--- WHAT THIS TASK INVOLVES ---
Wherever the string "Zarządzanie" occurs in a line of these records, report that line.

===== PROVIDED RECORDS

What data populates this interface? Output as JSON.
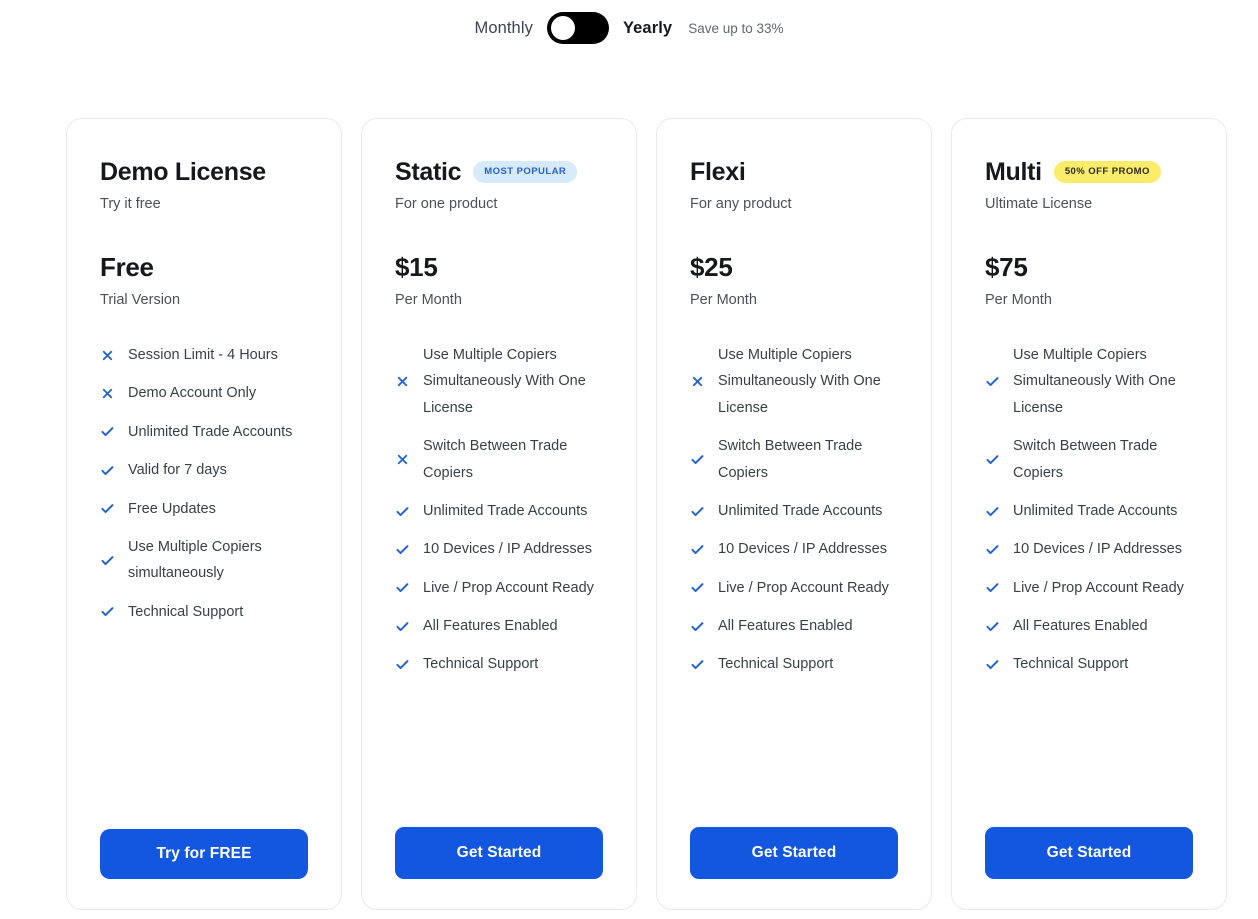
{
  "billing": {
    "monthly_label": "Monthly",
    "yearly_label": "Yearly",
    "save_note": "Save up to 33%",
    "selected": "Monthly",
    "toggle_icon": "toggle-switch-icon",
    "accent_color": "#000000"
  },
  "colors": {
    "cta_blue": "#1357e0",
    "icon_blue": "#2563c9",
    "badge_popular_bg": "#d6eafc",
    "badge_popular_text": "#2563c9",
    "badge_promo_bg": "#fbed6a",
    "badge_promo_text": "#2a2a22",
    "card_border": "#e8e9eb"
  },
  "icons": {
    "check": "check-icon",
    "cross": "cross-icon"
  },
  "plans": [
    {
      "name": "Demo License",
      "badge": null,
      "subtitle": "Try it free",
      "price": "Free",
      "period": "Trial Version",
      "cta": "Try for FREE",
      "features": [
        {
          "included": false,
          "text": "Session Limit - 4 Hours"
        },
        {
          "included": false,
          "text": "Demo Account Only"
        },
        {
          "included": true,
          "text": "Unlimited Trade Accounts"
        },
        {
          "included": true,
          "text": "Valid for 7 days"
        },
        {
          "included": true,
          "text": "Free Updates"
        },
        {
          "included": true,
          "text": "Use Multiple Copiers simultaneously"
        },
        {
          "included": true,
          "text": "Technical Support"
        }
      ]
    },
    {
      "name": "Static",
      "badge": {
        "text": "MOST POPULAR",
        "style": "popular"
      },
      "subtitle": "For one product",
      "price": "$15",
      "period": "Per Month",
      "cta": "Get Started",
      "features": [
        {
          "included": false,
          "text": "Use Multiple Copiers Simultaneously With One License"
        },
        {
          "included": false,
          "text": "Switch Between Trade Copiers"
        },
        {
          "included": true,
          "text": "Unlimited Trade Accounts"
        },
        {
          "included": true,
          "text": "10 Devices / IP Addresses"
        },
        {
          "included": true,
          "text": "Live / Prop Account Ready"
        },
        {
          "included": true,
          "text": "All Features Enabled"
        },
        {
          "included": true,
          "text": "Technical Support"
        }
      ]
    },
    {
      "name": "Flexi",
      "badge": null,
      "subtitle": "For any product",
      "price": "$25",
      "period": "Per Month",
      "cta": "Get Started",
      "features": [
        {
          "included": false,
          "text": "Use Multiple Copiers Simultaneously With One License"
        },
        {
          "included": true,
          "text": "Switch Between Trade Copiers"
        },
        {
          "included": true,
          "text": "Unlimited Trade Accounts"
        },
        {
          "included": true,
          "text": "10 Devices / IP Addresses"
        },
        {
          "included": true,
          "text": "Live / Prop Account Ready"
        },
        {
          "included": true,
          "text": "All Features Enabled"
        },
        {
          "included": true,
          "text": "Technical Support"
        }
      ]
    },
    {
      "name": "Multi",
      "badge": {
        "text": "50% OFF PROMO",
        "style": "promo"
      },
      "subtitle": "Ultimate License",
      "price": "$75",
      "period": "Per Month",
      "cta": "Get Started",
      "features": [
        {
          "included": true,
          "text": "Use Multiple Copiers Simultaneously With One License"
        },
        {
          "included": true,
          "text": "Switch Between Trade Copiers"
        },
        {
          "included": true,
          "text": "Unlimited Trade Accounts"
        },
        {
          "included": true,
          "text": "10 Devices / IP Addresses"
        },
        {
          "included": true,
          "text": "Live / Prop Account Ready"
        },
        {
          "included": true,
          "text": "All Features Enabled"
        },
        {
          "included": true,
          "text": "Technical Support"
        }
      ]
    }
  ]
}
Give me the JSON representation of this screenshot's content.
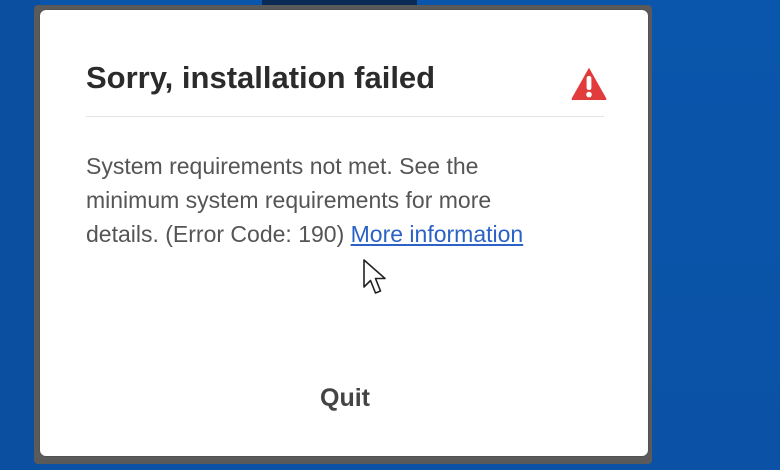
{
  "dialog": {
    "title": "Sorry, installation failed",
    "warning_icon": "warning-triangle-icon",
    "message": {
      "text": "System requirements not met. See the minimum system requirements for more details. (Error Code: 190) ",
      "link_text": "More information"
    },
    "quit_label": "Quit"
  },
  "colors": {
    "background": "#0b55aa",
    "dialog_background": "#ffffff",
    "warning": "#e03a3a",
    "link": "#2b62c6"
  }
}
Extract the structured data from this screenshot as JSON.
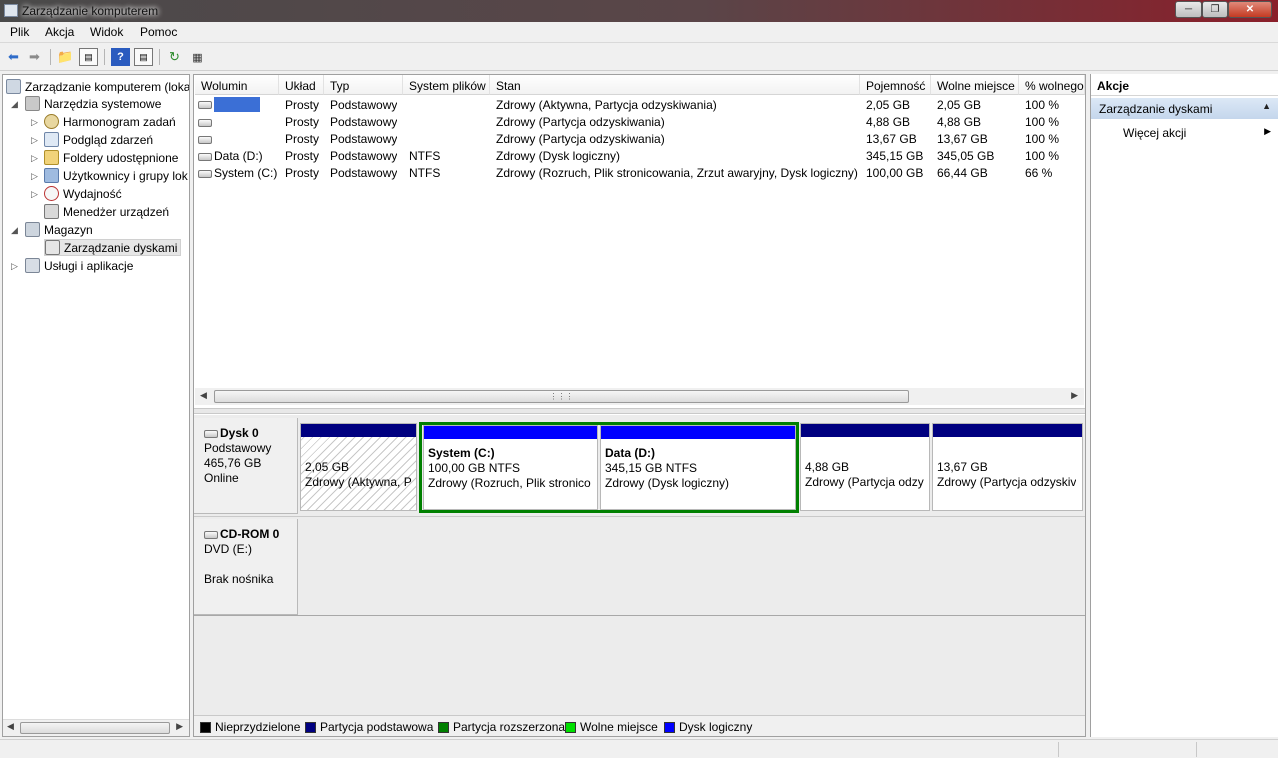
{
  "window": {
    "title": "Zarządzanie komputerem"
  },
  "menu": [
    "Plik",
    "Akcja",
    "Widok",
    "Pomoc"
  ],
  "tree": {
    "root": "Zarządzanie komputerem (lokal",
    "system_tools": "Narzędzia systemowe",
    "task_scheduler": "Harmonogram zadań",
    "event_viewer": "Podgląd zdarzeń",
    "shared_folders": "Foldery udostępnione",
    "users_groups": "Użytkownicy i grupy lok",
    "performance": "Wydajność",
    "device_manager": "Menedżer urządzeń",
    "storage": "Magazyn",
    "disk_management": "Zarządzanie dyskami",
    "services_apps": "Usługi i aplikacje"
  },
  "volume_table": {
    "headers": [
      "Wolumin",
      "Układ",
      "Typ",
      "System plików",
      "Stan",
      "Pojemność",
      "Wolne miejsce",
      "% wolnego"
    ],
    "rows": [
      [
        "",
        "Prosty",
        "Podstawowy",
        "",
        "Zdrowy (Aktywna, Partycja odzyskiwania)",
        "2,05 GB",
        "2,05 GB",
        "100 %"
      ],
      [
        "",
        "Prosty",
        "Podstawowy",
        "",
        "Zdrowy (Partycja odzyskiwania)",
        "4,88 GB",
        "4,88 GB",
        "100 %"
      ],
      [
        "",
        "Prosty",
        "Podstawowy",
        "",
        "Zdrowy (Partycja odzyskiwania)",
        "13,67 GB",
        "13,67 GB",
        "100 %"
      ],
      [
        "Data (D:)",
        "Prosty",
        "Podstawowy",
        "NTFS",
        "Zdrowy (Dysk logiczny)",
        "345,15 GB",
        "345,05 GB",
        "100 %"
      ],
      [
        "System (C:)",
        "Prosty",
        "Podstawowy",
        "NTFS",
        "Zdrowy (Rozruch, Plik stronicowania, Zrzut awaryjny, Dysk logiczny)",
        "100,00 GB",
        "66,44 GB",
        "66 %"
      ]
    ]
  },
  "disk0": {
    "name": "Dysk 0",
    "type": "Podstawowy",
    "size": "465,76 GB",
    "status": "Online",
    "partitions": [
      {
        "title": "",
        "size": "2,05 GB",
        "status": "Zdrowy (Aktywna, P"
      },
      {
        "title": "System  (C:)",
        "size": "100,00 GB NTFS",
        "status": "Zdrowy (Rozruch, Plik stronico"
      },
      {
        "title": "Data  (D:)",
        "size": "345,15 GB NTFS",
        "status": "Zdrowy (Dysk logiczny)"
      },
      {
        "title": "",
        "size": "4,88 GB",
        "status": "Zdrowy (Partycja odzy"
      },
      {
        "title": "",
        "size": "13,67 GB",
        "status": "Zdrowy (Partycja odzyskiv"
      }
    ]
  },
  "cdrom0": {
    "name": "CD-ROM 0",
    "type": "DVD (E:)",
    "status": "Brak nośnika"
  },
  "legend": [
    {
      "label": "Nieprzydzielone",
      "color": "#000000"
    },
    {
      "label": "Partycja podstawowa",
      "color": "#000080"
    },
    {
      "label": "Partycja rozszerzona",
      "color": "#008000"
    },
    {
      "label": "Wolne miejsce",
      "color": "#00e000"
    },
    {
      "label": "Dysk logiczny",
      "color": "#0000ff"
    }
  ],
  "actions": {
    "header": "Akcje",
    "section": "Zarządzanie dyskami",
    "more": "Więcej akcji"
  },
  "colors": {
    "primary": "#000080",
    "logical": "#0000ff",
    "extended": "#008000",
    "selection": "#3b6fd6"
  }
}
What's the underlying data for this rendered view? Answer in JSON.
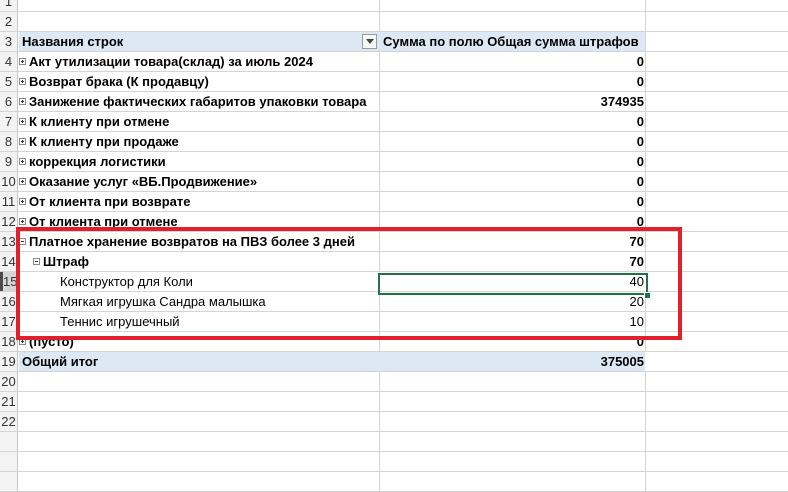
{
  "header": {
    "col_a": "Названия строк",
    "col_b": "Сумма по полю Общая сумма штрафов"
  },
  "groups": [
    {
      "label": "Акт утилизации товара(склад) за июль 2024",
      "value": "0"
    },
    {
      "label": "Возврат брака (К продавцу)",
      "value": "0"
    },
    {
      "label": "Занижение фактических габаритов упаковки товара",
      "value": "374935"
    },
    {
      "label": "К клиенту при отмене",
      "value": "0"
    },
    {
      "label": "К клиенту при продаже",
      "value": "0"
    },
    {
      "label": "коррекция логистики",
      "value": "0"
    },
    {
      "label": "Оказание услуг «ВБ.Продвижение»",
      "value": "0"
    },
    {
      "label": "От клиента при возврате",
      "value": "0"
    },
    {
      "label": "От клиента при отмене",
      "value": "0"
    },
    {
      "label": "Платное хранение возвратов на ПВЗ более 3 дней",
      "value": "70"
    }
  ],
  "subgroup": {
    "label": "Штраф",
    "value": "70"
  },
  "details": [
    {
      "label": "Конструктор для Коли",
      "value": "40"
    },
    {
      "label": "Мягкая игрушка Сандра малышка",
      "value": "20"
    },
    {
      "label": "Теннис игрушечный",
      "value": "10"
    }
  ],
  "empty_group": {
    "label": "(пусто)",
    "value": "0"
  },
  "total": {
    "label": "Общий итог",
    "value": "375005"
  },
  "row_numbers": [
    "1",
    "2",
    "3",
    "4",
    "5",
    "6",
    "7",
    "8",
    "9",
    "10",
    "11",
    "12",
    "13",
    "14",
    "15",
    "16",
    "17",
    "18",
    "19",
    "20",
    "21",
    "22"
  ],
  "colors": {
    "accent_green": "#217346",
    "highlight_red": "#e0202c",
    "header_fill": "#dde8f5"
  }
}
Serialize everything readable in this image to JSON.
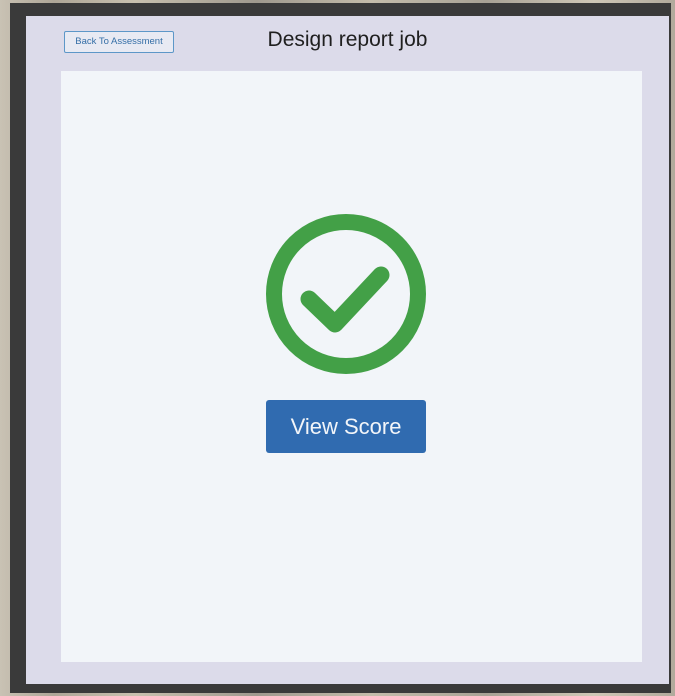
{
  "dialog": {
    "title": "Design report job",
    "back_button_label": "Back To Assessment"
  },
  "result": {
    "status_icon": "check-circle-icon",
    "action_label": "View Score"
  },
  "colors": {
    "success": "#43a047",
    "primary_button": "#306bb0",
    "dialog_background": "#dcdbea",
    "panel_background": "#f2f5f9"
  }
}
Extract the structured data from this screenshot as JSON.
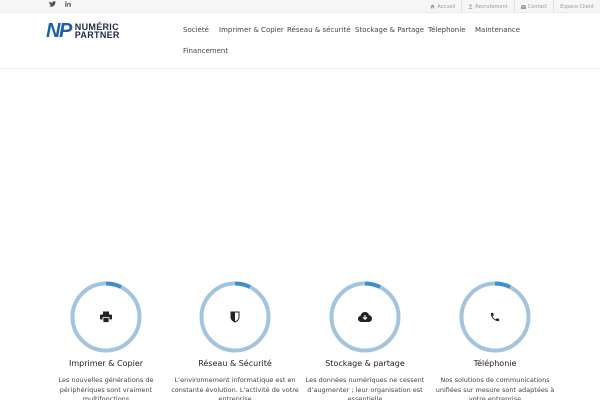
{
  "topbar": {
    "social": [
      "twitter-icon",
      "linkedin-icon"
    ],
    "links": [
      {
        "label": "Accueil",
        "icon": "home-icon"
      },
      {
        "label": "Recrutement",
        "icon": "user-icon"
      },
      {
        "label": "Contact",
        "icon": "envelope-icon"
      },
      {
        "label": "Espace Client",
        "icon": ""
      }
    ]
  },
  "logo": {
    "mark": "NP",
    "line1": "NUMÉRIC",
    "line2": "PARTNER"
  },
  "nav": {
    "items": [
      "Société",
      "Imprimer & Copier",
      "Réseau & sécurité",
      "Stockage & Partage",
      "Télephonie",
      "Maintenance",
      "Financement"
    ]
  },
  "features": [
    {
      "title": "Imprimer & Copier",
      "icon": "printer-icon",
      "desc": "Les nouvelles générations de périphériques sont vraiment multifonctions"
    },
    {
      "title": "Réseau & Sécurité",
      "icon": "shield-icon",
      "desc": "L’environnement informatique est en constante évolution. L’activité de votre entreprise"
    },
    {
      "title": "Stockage & partage",
      "icon": "cloud-download-icon",
      "desc": "Les données numériques ne cessent d’augmenter ; leur organisation est essentielle"
    },
    {
      "title": "Téléphonie",
      "icon": "phone-icon",
      "desc": "Nos solutions de communications unifiées sur mesure sont adaptées à votre entreprise"
    }
  ],
  "colors": {
    "brand": "#1f5fa8",
    "ring": "#a3c4dd",
    "ring_accent": "#3f8fd0"
  }
}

==========

--- SOLUTION FOR THIS PROBLEM ---
    "title": "Zarządzanie komputerem"
    "root": "Zarządzanie komputerem (lokal",
    "disk_management": "Zarządzanie dyskami",
    "section": "Zarządzanie dyskami",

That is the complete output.